==== RECORDS SUPPLIED ====

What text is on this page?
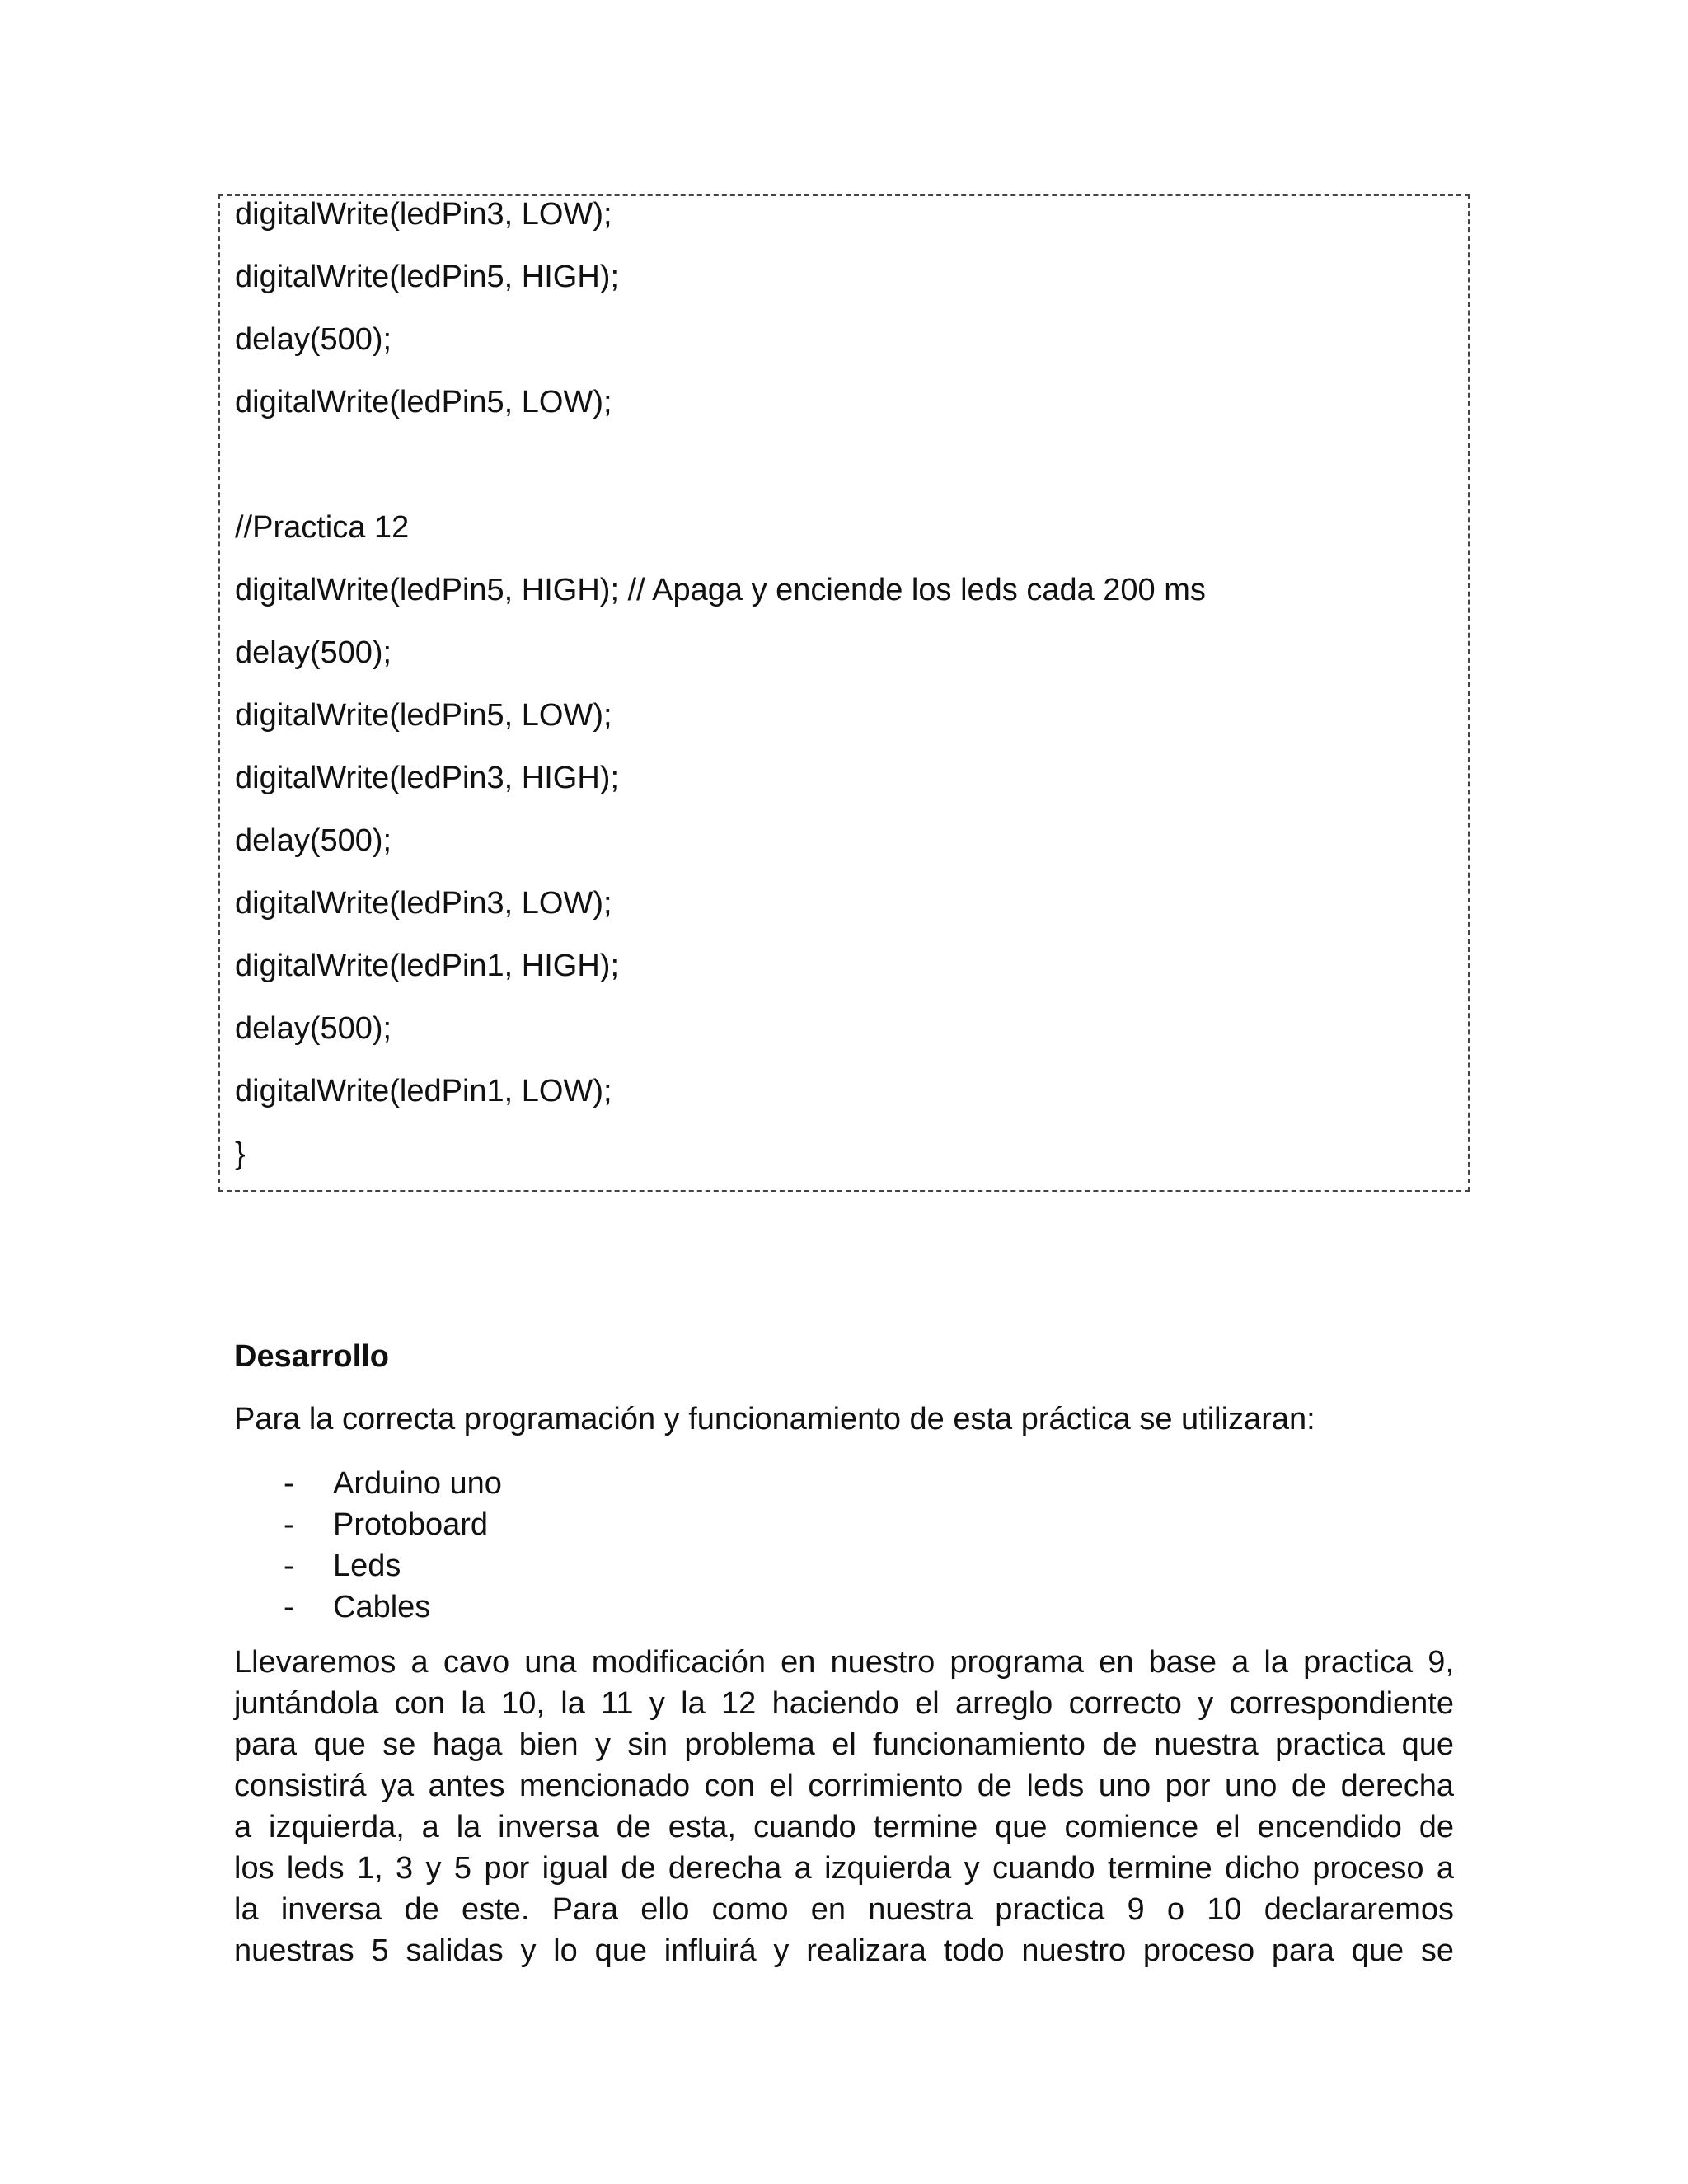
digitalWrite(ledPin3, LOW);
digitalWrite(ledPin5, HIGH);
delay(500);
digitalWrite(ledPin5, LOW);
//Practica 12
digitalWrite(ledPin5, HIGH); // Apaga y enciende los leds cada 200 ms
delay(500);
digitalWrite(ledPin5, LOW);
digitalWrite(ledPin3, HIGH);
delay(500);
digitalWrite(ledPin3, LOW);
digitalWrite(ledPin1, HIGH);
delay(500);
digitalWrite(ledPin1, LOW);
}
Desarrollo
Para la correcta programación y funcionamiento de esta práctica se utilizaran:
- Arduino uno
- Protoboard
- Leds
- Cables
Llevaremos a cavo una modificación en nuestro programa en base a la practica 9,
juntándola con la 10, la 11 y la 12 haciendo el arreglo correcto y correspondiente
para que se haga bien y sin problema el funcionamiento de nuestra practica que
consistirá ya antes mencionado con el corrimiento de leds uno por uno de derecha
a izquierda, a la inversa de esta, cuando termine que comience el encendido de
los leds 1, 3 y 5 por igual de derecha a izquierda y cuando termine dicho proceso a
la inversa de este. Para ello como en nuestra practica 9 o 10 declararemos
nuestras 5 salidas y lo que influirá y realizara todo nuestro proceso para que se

====

EXERCISE REQUIREMENTS: Filter the records above and return every line that holds the word "digitalWrite".

TASK OUTPUT:
digitalWrite(ledPin3, LOW);
digitalWrite(ledPin5, HIGH);
digitalWrite(ledPin5, LOW);
digitalWrite(ledPin5, HIGH); // Apaga y enciende los leds cada 200 ms
digitalWrite(ledPin5, LOW);
digitalWrite(ledPin3, HIGH);
digitalWrite(ledPin3, LOW);
digitalWrite(ledPin1, HIGH);
digitalWrite(ledPin1, LOW);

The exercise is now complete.